(Your objective):
Copy every line of the records below that holds the word "WALK".

·····

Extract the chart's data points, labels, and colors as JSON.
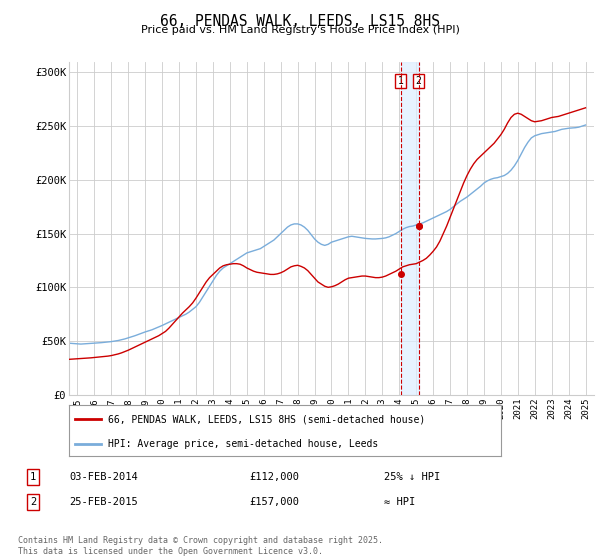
{
  "title": "66, PENDAS WALK, LEEDS, LS15 8HS",
  "subtitle": "Price paid vs. HM Land Registry's House Price Index (HPI)",
  "ylabel_ticks": [
    "£0",
    "£50K",
    "£100K",
    "£150K",
    "£200K",
    "£250K",
    "£300K"
  ],
  "ytick_values": [
    0,
    50000,
    100000,
    150000,
    200000,
    250000,
    300000
  ],
  "ylim": [
    0,
    310000
  ],
  "xlim_start": 1994.5,
  "xlim_end": 2025.5,
  "xtick_years": [
    1995,
    1996,
    1997,
    1998,
    1999,
    2000,
    2001,
    2002,
    2003,
    2004,
    2005,
    2006,
    2007,
    2008,
    2009,
    2010,
    2011,
    2012,
    2013,
    2014,
    2015,
    2016,
    2017,
    2018,
    2019,
    2020,
    2021,
    2022,
    2023,
    2024,
    2025
  ],
  "red_line_color": "#cc0000",
  "blue_line_color": "#7aaddb",
  "dashed_line_color": "#cc0000",
  "shade_color": "#ddeeff",
  "grid_color": "#cccccc",
  "background_color": "#ffffff",
  "sale1_year": 2014.09,
  "sale1_price": 112000,
  "sale1_label": "1",
  "sale1_date": "03-FEB-2014",
  "sale1_price_str": "£112,000",
  "sale1_pct": "25% ↓ HPI",
  "sale2_year": 2015.15,
  "sale2_price": 157000,
  "sale2_label": "2",
  "sale2_date": "25-FEB-2015",
  "sale2_price_str": "£157,000",
  "sale2_pct": "≈ HPI",
  "legend_line1": "66, PENDAS WALK, LEEDS, LS15 8HS (semi-detached house)",
  "legend_line2": "HPI: Average price, semi-detached house, Leeds",
  "copyright": "Contains HM Land Registry data © Crown copyright and database right 2025.\nThis data is licensed under the Open Government Licence v3.0.",
  "hpi_data_x": [
    1994.5,
    1995.0,
    1995.2,
    1995.4,
    1995.6,
    1995.8,
    1996.0,
    1996.2,
    1996.4,
    1996.6,
    1996.8,
    1997.0,
    1997.2,
    1997.4,
    1997.6,
    1997.8,
    1998.0,
    1998.2,
    1998.4,
    1998.6,
    1998.8,
    1999.0,
    1999.2,
    1999.4,
    1999.6,
    1999.8,
    2000.0,
    2000.2,
    2000.4,
    2000.6,
    2000.8,
    2001.0,
    2001.2,
    2001.4,
    2001.6,
    2001.8,
    2002.0,
    2002.2,
    2002.4,
    2002.6,
    2002.8,
    2003.0,
    2003.2,
    2003.4,
    2003.6,
    2003.8,
    2004.0,
    2004.2,
    2004.4,
    2004.6,
    2004.8,
    2005.0,
    2005.2,
    2005.4,
    2005.6,
    2005.8,
    2006.0,
    2006.2,
    2006.4,
    2006.6,
    2006.8,
    2007.0,
    2007.2,
    2007.4,
    2007.6,
    2007.8,
    2008.0,
    2008.2,
    2008.4,
    2008.6,
    2008.8,
    2009.0,
    2009.2,
    2009.4,
    2009.6,
    2009.8,
    2010.0,
    2010.2,
    2010.4,
    2010.6,
    2010.8,
    2011.0,
    2011.2,
    2011.4,
    2011.6,
    2011.8,
    2012.0,
    2012.2,
    2012.4,
    2012.6,
    2012.8,
    2013.0,
    2013.2,
    2013.4,
    2013.6,
    2013.8,
    2014.0,
    2014.2,
    2014.4,
    2014.6,
    2014.8,
    2015.0,
    2015.2,
    2015.4,
    2015.6,
    2015.8,
    2016.0,
    2016.2,
    2016.4,
    2016.6,
    2016.8,
    2017.0,
    2017.2,
    2017.4,
    2017.6,
    2017.8,
    2018.0,
    2018.2,
    2018.4,
    2018.6,
    2018.8,
    2019.0,
    2019.2,
    2019.4,
    2019.6,
    2019.8,
    2020.0,
    2020.2,
    2020.4,
    2020.6,
    2020.8,
    2021.0,
    2021.2,
    2021.4,
    2021.6,
    2021.8,
    2022.0,
    2022.2,
    2022.4,
    2022.6,
    2022.8,
    2023.0,
    2023.2,
    2023.4,
    2023.6,
    2023.8,
    2024.0,
    2024.2,
    2024.4,
    2024.6,
    2024.8,
    2025.0
  ],
  "hpi_data_y": [
    48000,
    47500,
    47200,
    47400,
    47600,
    47800,
    48000,
    48200,
    48500,
    48800,
    49200,
    49500,
    50000,
    50500,
    51200,
    52000,
    53000,
    54000,
    55000,
    56200,
    57500,
    58500,
    59500,
    60500,
    61800,
    63000,
    64500,
    66000,
    67500,
    69000,
    70500,
    72000,
    73500,
    75000,
    77000,
    79500,
    82000,
    86000,
    91000,
    96000,
    101000,
    106000,
    111000,
    115000,
    118000,
    120000,
    122000,
    124000,
    126000,
    128000,
    130000,
    132000,
    133000,
    134000,
    135000,
    136000,
    138000,
    140000,
    142000,
    144000,
    147000,
    150000,
    153000,
    156000,
    158000,
    159000,
    159000,
    158000,
    156000,
    153000,
    149000,
    145000,
    142000,
    140000,
    139000,
    140000,
    142000,
    143000,
    144000,
    145000,
    146000,
    147000,
    147500,
    147000,
    146500,
    146000,
    145500,
    145200,
    145000,
    145000,
    145200,
    145500,
    146000,
    147000,
    148500,
    150000,
    152000,
    154000,
    155500,
    156500,
    157000,
    158000,
    159000,
    160000,
    161500,
    163000,
    164500,
    166000,
    167500,
    169000,
    170500,
    172500,
    175000,
    177500,
    180000,
    182000,
    184000,
    186500,
    189000,
    191500,
    194000,
    197000,
    199000,
    200500,
    201500,
    202000,
    203000,
    204000,
    206000,
    209000,
    213000,
    218000,
    224000,
    230000,
    235000,
    239000,
    241000,
    242000,
    243000,
    243500,
    244000,
    244500,
    245000,
    246000,
    247000,
    247500,
    248000,
    248200,
    248500,
    249000,
    250000,
    251000
  ],
  "red_data_x": [
    1994.5,
    1995.0,
    1995.2,
    1995.4,
    1995.6,
    1995.8,
    1996.0,
    1996.2,
    1996.4,
    1996.6,
    1996.8,
    1997.0,
    1997.2,
    1997.4,
    1997.6,
    1997.8,
    1998.0,
    1998.2,
    1998.4,
    1998.6,
    1998.8,
    1999.0,
    1999.2,
    1999.4,
    1999.6,
    1999.8,
    2000.0,
    2000.2,
    2000.4,
    2000.6,
    2000.8,
    2001.0,
    2001.2,
    2001.4,
    2001.6,
    2001.8,
    2002.0,
    2002.2,
    2002.4,
    2002.6,
    2002.8,
    2003.0,
    2003.2,
    2003.4,
    2003.6,
    2003.8,
    2004.0,
    2004.2,
    2004.4,
    2004.6,
    2004.8,
    2005.0,
    2005.2,
    2005.4,
    2005.6,
    2005.8,
    2006.0,
    2006.2,
    2006.4,
    2006.6,
    2006.8,
    2007.0,
    2007.2,
    2007.4,
    2007.6,
    2007.8,
    2008.0,
    2008.2,
    2008.4,
    2008.6,
    2008.8,
    2009.0,
    2009.2,
    2009.4,
    2009.6,
    2009.8,
    2010.0,
    2010.2,
    2010.4,
    2010.6,
    2010.8,
    2011.0,
    2011.2,
    2011.4,
    2011.6,
    2011.8,
    2012.0,
    2012.2,
    2012.4,
    2012.6,
    2012.8,
    2013.0,
    2013.2,
    2013.4,
    2013.6,
    2013.8,
    2014.0,
    2014.2,
    2014.4,
    2014.6,
    2014.8,
    2015.0,
    2015.2,
    2015.4,
    2015.6,
    2015.8,
    2016.0,
    2016.2,
    2016.4,
    2016.6,
    2016.8,
    2017.0,
    2017.2,
    2017.4,
    2017.6,
    2017.8,
    2018.0,
    2018.2,
    2018.4,
    2018.6,
    2018.8,
    2019.0,
    2019.2,
    2019.4,
    2019.6,
    2019.8,
    2020.0,
    2020.2,
    2020.4,
    2020.6,
    2020.8,
    2021.0,
    2021.2,
    2021.4,
    2021.6,
    2021.8,
    2022.0,
    2022.2,
    2022.4,
    2022.6,
    2022.8,
    2023.0,
    2023.2,
    2023.4,
    2023.6,
    2023.8,
    2024.0,
    2024.2,
    2024.4,
    2024.6,
    2024.8,
    2025.0
  ],
  "red_data_y": [
    33000,
    33500,
    33800,
    34000,
    34200,
    34400,
    34700,
    35000,
    35300,
    35600,
    36000,
    36500,
    37200,
    38000,
    39000,
    40200,
    41500,
    43000,
    44500,
    46000,
    47500,
    49000,
    50500,
    52000,
    53500,
    55000,
    57000,
    59000,
    62000,
    65500,
    69000,
    72500,
    76000,
    79000,
    82000,
    85500,
    90000,
    95000,
    100000,
    105000,
    109000,
    112000,
    115000,
    118000,
    120000,
    121000,
    121500,
    122000,
    122000,
    121500,
    120000,
    118000,
    116500,
    115000,
    114000,
    113500,
    113000,
    112500,
    112000,
    112000,
    112500,
    113500,
    115000,
    117000,
    119000,
    120000,
    120500,
    119500,
    118000,
    115500,
    112000,
    108500,
    105000,
    103000,
    101000,
    100000,
    100500,
    101500,
    103000,
    105000,
    107000,
    108500,
    109000,
    109500,
    110000,
    110500,
    110500,
    110000,
    109500,
    109000,
    109000,
    109500,
    110500,
    112000,
    113500,
    115000,
    117000,
    119000,
    120000,
    121000,
    121500,
    122000,
    123500,
    125000,
    127000,
    130000,
    133500,
    137500,
    143000,
    150000,
    157000,
    165000,
    173000,
    181000,
    189000,
    197000,
    204000,
    210000,
    215000,
    219000,
    222000,
    225000,
    228000,
    231000,
    234000,
    238000,
    242000,
    247000,
    253000,
    258000,
    261000,
    262000,
    261000,
    259000,
    257000,
    255000,
    254000,
    254500,
    255000,
    256000,
    257000,
    258000,
    258500,
    259000,
    260000,
    261000,
    262000,
    263000,
    264000,
    265000,
    266000,
    267000
  ]
}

·····

(Expected output):
  "title": "66, PENDAS WALK, LEEDS, LS15 8HS",
  "legend_line1": "66, PENDAS WALK, LEEDS, LS15 8HS (semi-detached house)",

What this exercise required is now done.